** BEGIN **

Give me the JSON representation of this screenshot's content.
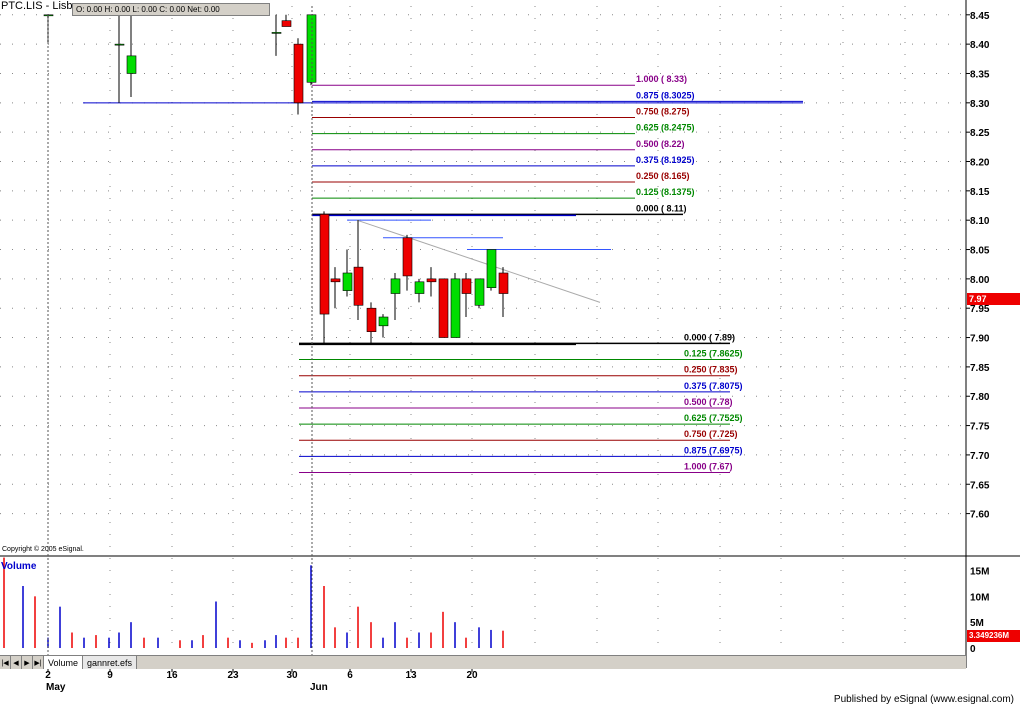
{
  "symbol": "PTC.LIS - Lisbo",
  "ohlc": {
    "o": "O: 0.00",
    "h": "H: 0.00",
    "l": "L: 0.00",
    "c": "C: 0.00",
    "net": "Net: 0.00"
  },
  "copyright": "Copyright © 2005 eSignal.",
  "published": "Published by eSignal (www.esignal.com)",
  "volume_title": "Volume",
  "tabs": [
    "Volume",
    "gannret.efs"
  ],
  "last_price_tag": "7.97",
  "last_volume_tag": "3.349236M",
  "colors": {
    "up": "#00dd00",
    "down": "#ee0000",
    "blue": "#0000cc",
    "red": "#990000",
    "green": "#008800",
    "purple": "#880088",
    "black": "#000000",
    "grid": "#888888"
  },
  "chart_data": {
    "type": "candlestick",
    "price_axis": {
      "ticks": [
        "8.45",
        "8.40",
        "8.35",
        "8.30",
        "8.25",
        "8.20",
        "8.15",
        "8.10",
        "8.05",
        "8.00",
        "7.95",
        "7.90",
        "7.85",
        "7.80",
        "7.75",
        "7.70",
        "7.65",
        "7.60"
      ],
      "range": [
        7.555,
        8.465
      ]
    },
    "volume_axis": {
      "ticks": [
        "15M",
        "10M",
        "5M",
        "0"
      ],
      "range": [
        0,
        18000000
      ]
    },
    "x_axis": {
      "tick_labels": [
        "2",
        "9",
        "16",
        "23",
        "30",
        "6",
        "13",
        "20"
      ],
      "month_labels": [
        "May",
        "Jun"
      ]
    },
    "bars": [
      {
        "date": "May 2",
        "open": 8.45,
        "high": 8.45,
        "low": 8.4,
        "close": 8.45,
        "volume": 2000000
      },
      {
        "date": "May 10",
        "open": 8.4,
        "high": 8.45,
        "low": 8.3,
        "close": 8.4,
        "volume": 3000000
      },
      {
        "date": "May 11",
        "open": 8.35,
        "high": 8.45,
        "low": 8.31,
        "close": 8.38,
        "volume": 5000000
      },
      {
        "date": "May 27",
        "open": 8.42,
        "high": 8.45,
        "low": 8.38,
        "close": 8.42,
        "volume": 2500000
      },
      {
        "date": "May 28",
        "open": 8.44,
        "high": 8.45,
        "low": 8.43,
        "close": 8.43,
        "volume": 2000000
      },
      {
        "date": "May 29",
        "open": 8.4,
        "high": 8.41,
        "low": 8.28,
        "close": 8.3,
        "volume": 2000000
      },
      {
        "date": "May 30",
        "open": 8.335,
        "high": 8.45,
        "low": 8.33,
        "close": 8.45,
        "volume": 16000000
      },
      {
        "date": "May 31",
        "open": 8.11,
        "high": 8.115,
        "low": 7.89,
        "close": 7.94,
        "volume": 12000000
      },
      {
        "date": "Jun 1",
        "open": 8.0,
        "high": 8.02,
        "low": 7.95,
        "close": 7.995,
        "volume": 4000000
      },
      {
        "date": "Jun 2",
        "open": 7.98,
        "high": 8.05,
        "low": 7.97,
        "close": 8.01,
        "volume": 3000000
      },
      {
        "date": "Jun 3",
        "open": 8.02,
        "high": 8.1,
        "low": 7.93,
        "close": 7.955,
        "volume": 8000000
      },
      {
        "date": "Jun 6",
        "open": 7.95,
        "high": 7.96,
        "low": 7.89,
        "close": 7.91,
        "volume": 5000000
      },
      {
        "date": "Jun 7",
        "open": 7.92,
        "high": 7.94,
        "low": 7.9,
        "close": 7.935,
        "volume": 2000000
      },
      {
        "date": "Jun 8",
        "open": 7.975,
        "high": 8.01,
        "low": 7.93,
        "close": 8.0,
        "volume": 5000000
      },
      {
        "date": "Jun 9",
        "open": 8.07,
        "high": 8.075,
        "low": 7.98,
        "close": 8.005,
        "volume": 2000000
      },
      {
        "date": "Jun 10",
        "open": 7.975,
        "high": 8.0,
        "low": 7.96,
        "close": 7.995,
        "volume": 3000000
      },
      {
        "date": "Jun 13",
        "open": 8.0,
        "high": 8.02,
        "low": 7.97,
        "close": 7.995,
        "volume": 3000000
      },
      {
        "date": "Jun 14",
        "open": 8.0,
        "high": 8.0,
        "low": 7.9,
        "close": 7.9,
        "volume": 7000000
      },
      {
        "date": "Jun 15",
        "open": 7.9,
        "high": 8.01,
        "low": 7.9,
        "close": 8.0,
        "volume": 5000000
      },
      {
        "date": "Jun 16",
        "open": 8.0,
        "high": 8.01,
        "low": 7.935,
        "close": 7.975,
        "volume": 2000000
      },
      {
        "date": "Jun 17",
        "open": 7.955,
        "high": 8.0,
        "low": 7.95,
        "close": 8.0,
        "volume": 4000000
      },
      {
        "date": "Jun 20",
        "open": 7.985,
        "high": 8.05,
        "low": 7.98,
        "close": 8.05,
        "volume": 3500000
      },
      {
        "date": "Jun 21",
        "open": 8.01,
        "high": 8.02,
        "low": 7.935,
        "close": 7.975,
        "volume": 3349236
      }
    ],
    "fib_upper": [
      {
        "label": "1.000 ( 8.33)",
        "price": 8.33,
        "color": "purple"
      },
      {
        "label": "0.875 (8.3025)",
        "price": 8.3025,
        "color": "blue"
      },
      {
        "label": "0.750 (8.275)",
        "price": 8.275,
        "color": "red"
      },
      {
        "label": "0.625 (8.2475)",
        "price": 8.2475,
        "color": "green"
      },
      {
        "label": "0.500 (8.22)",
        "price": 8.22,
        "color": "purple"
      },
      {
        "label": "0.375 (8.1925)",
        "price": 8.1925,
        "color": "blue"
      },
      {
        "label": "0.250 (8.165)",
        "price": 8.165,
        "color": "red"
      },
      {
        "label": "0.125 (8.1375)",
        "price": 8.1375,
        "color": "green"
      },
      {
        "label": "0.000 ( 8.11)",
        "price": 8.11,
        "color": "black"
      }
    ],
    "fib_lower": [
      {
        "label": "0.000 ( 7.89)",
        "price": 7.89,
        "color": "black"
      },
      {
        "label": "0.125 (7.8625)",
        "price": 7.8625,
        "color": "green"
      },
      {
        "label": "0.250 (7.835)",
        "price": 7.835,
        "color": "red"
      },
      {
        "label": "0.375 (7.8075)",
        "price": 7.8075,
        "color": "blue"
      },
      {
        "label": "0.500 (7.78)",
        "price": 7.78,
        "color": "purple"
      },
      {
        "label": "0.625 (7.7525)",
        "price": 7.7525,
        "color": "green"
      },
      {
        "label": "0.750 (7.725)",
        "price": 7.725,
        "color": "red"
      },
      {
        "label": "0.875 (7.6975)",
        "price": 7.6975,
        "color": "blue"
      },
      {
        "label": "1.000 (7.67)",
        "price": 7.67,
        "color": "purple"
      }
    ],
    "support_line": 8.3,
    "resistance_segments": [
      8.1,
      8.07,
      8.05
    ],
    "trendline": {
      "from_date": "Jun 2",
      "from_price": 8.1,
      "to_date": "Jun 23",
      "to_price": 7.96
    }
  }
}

** END **

Exercise brief:
Output an exact copy of the material, with the pictures removed.

Output below:
Give me the JSON representation of this screenshot's content.
{
  "symbol": "PTC.LIS - Lisbo",
  "ohlc": {
    "o": "O: 0.00",
    "h": "H: 0.00",
    "l": "L: 0.00",
    "c": "C: 0.00",
    "net": "Net: 0.00"
  },
  "copyright": "Copyright © 2005 eSignal.",
  "published": "Published by eSignal (www.esignal.com)",
  "volume_title": "Volume",
  "tabs": [
    "Volume",
    "gannret.efs"
  ],
  "last_price_tag": "7.97",
  "last_volume_tag": "3.349236M",
  "colors": {
    "up": "#00dd00",
    "down": "#ee0000",
    "blue": "#0000cc",
    "red": "#990000",
    "green": "#008800",
    "purple": "#880088",
    "black": "#000000",
    "grid": "#888888"
  },
  "chart_data": {
    "type": "candlestick",
    "price_axis": {
      "ticks": [
        "8.45",
        "8.40",
        "8.35",
        "8.30",
        "8.25",
        "8.20",
        "8.15",
        "8.10",
        "8.05",
        "8.00",
        "7.95",
        "7.90",
        "7.85",
        "7.80",
        "7.75",
        "7.70",
        "7.65",
        "7.60"
      ],
      "range": [
        7.555,
        8.465
      ]
    },
    "volume_axis": {
      "ticks": [
        "15M",
        "10M",
        "5M",
        "0"
      ],
      "range": [
        0,
        18000000
      ]
    },
    "x_axis": {
      "tick_labels": [
        "2",
        "9",
        "16",
        "23",
        "30",
        "6",
        "13",
        "20"
      ],
      "month_labels": [
        "May",
        "Jun"
      ]
    },
    "bars": [
      {
        "date": "May 2",
        "open": 8.45,
        "high": 8.45,
        "low": 8.4,
        "close": 8.45,
        "volume": 2000000
      },
      {
        "date": "May 10",
        "open": 8.4,
        "high": 8.45,
        "low": 8.3,
        "close": 8.4,
        "volume": 3000000
      },
      {
        "date": "May 11",
        "open": 8.35,
        "high": 8.45,
        "low": 8.31,
        "close": 8.38,
        "volume": 5000000
      },
      {
        "date": "May 27",
        "open": 8.42,
        "high": 8.45,
        "low": 8.38,
        "close": 8.42,
        "volume": 2500000
      },
      {
        "date": "May 28",
        "open": 8.44,
        "high": 8.45,
        "low": 8.43,
        "close": 8.43,
        "volume": 2000000
      },
      {
        "date": "May 29",
        "open": 8.4,
        "high": 8.41,
        "low": 8.28,
        "close": 8.3,
        "volume": 2000000
      },
      {
        "date": "May 30",
        "open": 8.335,
        "high": 8.45,
        "low": 8.33,
        "close": 8.45,
        "volume": 16000000
      },
      {
        "date": "May 31",
        "open": 8.11,
        "high": 8.115,
        "low": 7.89,
        "close": 7.94,
        "volume": 12000000
      },
      {
        "date": "Jun 1",
        "open": 8.0,
        "high": 8.02,
        "low": 7.95,
        "close": 7.995,
        "volume": 4000000
      },
      {
        "date": "Jun 2",
        "open": 7.98,
        "high": 8.05,
        "low": 7.97,
        "close": 8.01,
        "volume": 3000000
      },
      {
        "date": "Jun 3",
        "open": 8.02,
        "high": 8.1,
        "low": 7.93,
        "close": 7.955,
        "volume": 8000000
      },
      {
        "date": "Jun 6",
        "open": 7.95,
        "high": 7.96,
        "low": 7.89,
        "close": 7.91,
        "volume": 5000000
      },
      {
        "date": "Jun 7",
        "open": 7.92,
        "high": 7.94,
        "low": 7.9,
        "close": 7.935,
        "volume": 2000000
      },
      {
        "date": "Jun 8",
        "open": 7.975,
        "high": 8.01,
        "low": 7.93,
        "close": 8.0,
        "volume": 5000000
      },
      {
        "date": "Jun 9",
        "open": 8.07,
        "high": 8.075,
        "low": 7.98,
        "close": 8.005,
        "volume": 2000000
      },
      {
        "date": "Jun 10",
        "open": 7.975,
        "high": 8.0,
        "low": 7.96,
        "close": 7.995,
        "volume": 3000000
      },
      {
        "date": "Jun 13",
        "open": 8.0,
        "high": 8.02,
        "low": 7.97,
        "close": 7.995,
        "volume": 3000000
      },
      {
        "date": "Jun 14",
        "open": 8.0,
        "high": 8.0,
        "low": 7.9,
        "close": 7.9,
        "volume": 7000000
      },
      {
        "date": "Jun 15",
        "open": 7.9,
        "high": 8.01,
        "low": 7.9,
        "close": 8.0,
        "volume": 5000000
      },
      {
        "date": "Jun 16",
        "open": 8.0,
        "high": 8.01,
        "low": 7.935,
        "close": 7.975,
        "volume": 2000000
      },
      {
        "date": "Jun 17",
        "open": 7.955,
        "high": 8.0,
        "low": 7.95,
        "close": 8.0,
        "volume": 4000000
      },
      {
        "date": "Jun 20",
        "open": 7.985,
        "high": 8.05,
        "low": 7.98,
        "close": 8.05,
        "volume": 3500000
      },
      {
        "date": "Jun 21",
        "open": 8.01,
        "high": 8.02,
        "low": 7.935,
        "close": 7.975,
        "volume": 3349236
      }
    ],
    "fib_upper": [
      {
        "label": "1.000 ( 8.33)",
        "price": 8.33,
        "color": "purple"
      },
      {
        "label": "0.875 (8.3025)",
        "price": 8.3025,
        "color": "blue"
      },
      {
        "label": "0.750 (8.275)",
        "price": 8.275,
        "color": "red"
      },
      {
        "label": "0.625 (8.2475)",
        "price": 8.2475,
        "color": "green"
      },
      {
        "label": "0.500 (8.22)",
        "price": 8.22,
        "color": "purple"
      },
      {
        "label": "0.375 (8.1925)",
        "price": 8.1925,
        "color": "blue"
      },
      {
        "label": "0.250 (8.165)",
        "price": 8.165,
        "color": "red"
      },
      {
        "label": "0.125 (8.1375)",
        "price": 8.1375,
        "color": "green"
      },
      {
        "label": "0.000 ( 8.11)",
        "price": 8.11,
        "color": "black"
      }
    ],
    "fib_lower": [
      {
        "label": "0.000 ( 7.89)",
        "price": 7.89,
        "color": "black"
      },
      {
        "label": "0.125 (7.8625)",
        "price": 7.8625,
        "color": "green"
      },
      {
        "label": "0.250 (7.835)",
        "price": 7.835,
        "color": "red"
      },
      {
        "label": "0.375 (7.8075)",
        "price": 7.8075,
        "color": "blue"
      },
      {
        "label": "0.500 (7.78)",
        "price": 7.78,
        "color": "purple"
      },
      {
        "label": "0.625 (7.7525)",
        "price": 7.7525,
        "color": "green"
      },
      {
        "label": "0.750 (7.725)",
        "price": 7.725,
        "color": "red"
      },
      {
        "label": "0.875 (7.6975)",
        "price": 7.6975,
        "color": "blue"
      },
      {
        "label": "1.000 (7.67)",
        "price": 7.67,
        "color": "purple"
      }
    ],
    "support_line": 8.3,
    "resistance_segments": [
      8.1,
      8.07,
      8.05
    ],
    "trendline": {
      "from_date": "Jun 2",
      "from_price": 8.1,
      "to_date": "Jun 23",
      "to_price": 7.96
    }
  }
}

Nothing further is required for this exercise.